[Start of Extracted entries]

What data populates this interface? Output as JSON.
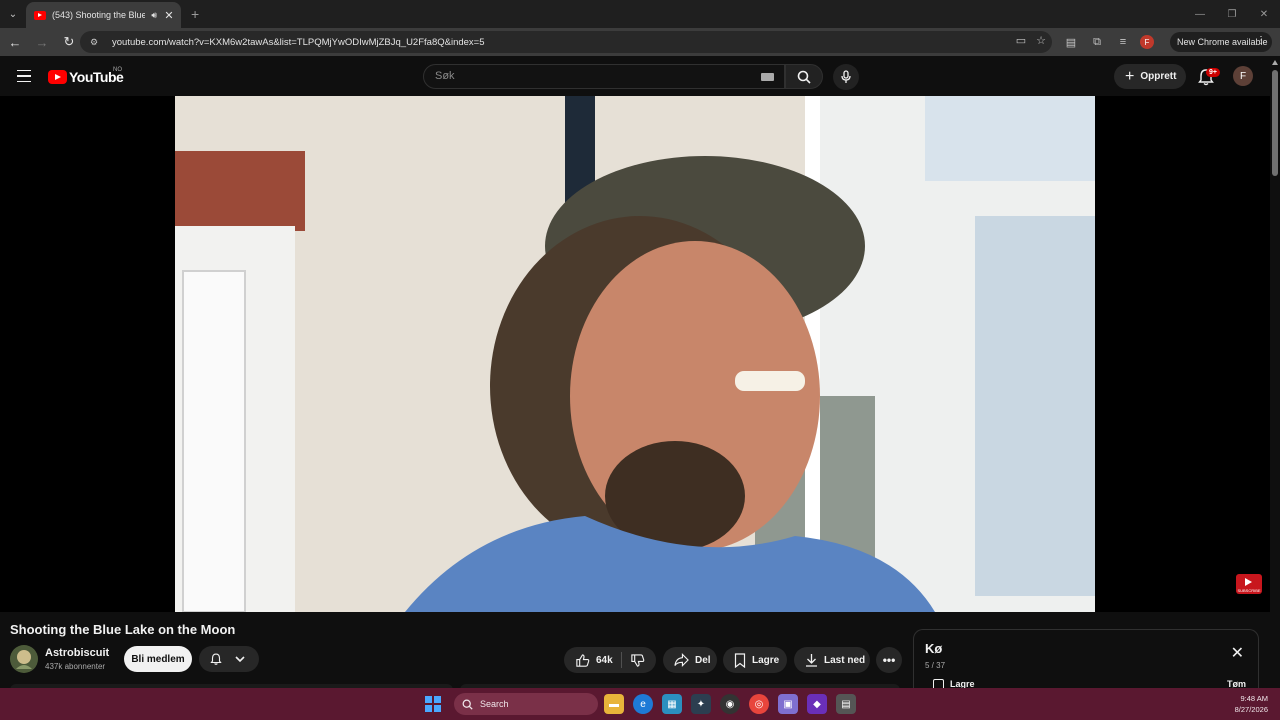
{
  "browser": {
    "tab_title": "(543) Shooting the Blue Lake on the Moon",
    "url": "youtube.com/watch?v=KXM6w2tawAs&list=TLPQMjYwODIwMjZBJq_U2Ffa8Q&index=5",
    "profile_initial": "F",
    "new_chrome_label": "New Chrome available"
  },
  "youtube": {
    "logo_text": "YouTube",
    "country_code": "NO",
    "search_placeholder": "Søk",
    "create_label": "Opprett",
    "notification_badge": "9+",
    "avatar_initial": "F"
  },
  "video": {
    "title": "Shooting the Blue Lake on the Moon",
    "channel_name": "Astrobiscuit",
    "subscribers": "437k abonnenter",
    "join_label": "Bli medlem",
    "likes": "64k",
    "share_label": "Del",
    "save_label": "Lagre",
    "download_label": "Last ned",
    "watermark_text": "SUBSCRIBE"
  },
  "queue": {
    "title": "Kø",
    "position": "5 / 37",
    "save_label": "Lagre",
    "clear_label": "Tøm"
  },
  "taskbar": {
    "search_label": "Search",
    "time": "9:48 AM",
    "date": "8/27/2026"
  },
  "colors": {
    "youtube_red": "#ff0000",
    "taskbar": "#5a1830",
    "background": "#0f0f0f"
  }
}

[End of Extracted entries]

_Exercise directions_
Search the records for the string "Shooting" and return every line in which it occurs.

_Answer in full_
    "tab_title": "(543) Shooting the Blue Lake on the Moon",
    "title": "Shooting the Blue Lake on the Moon",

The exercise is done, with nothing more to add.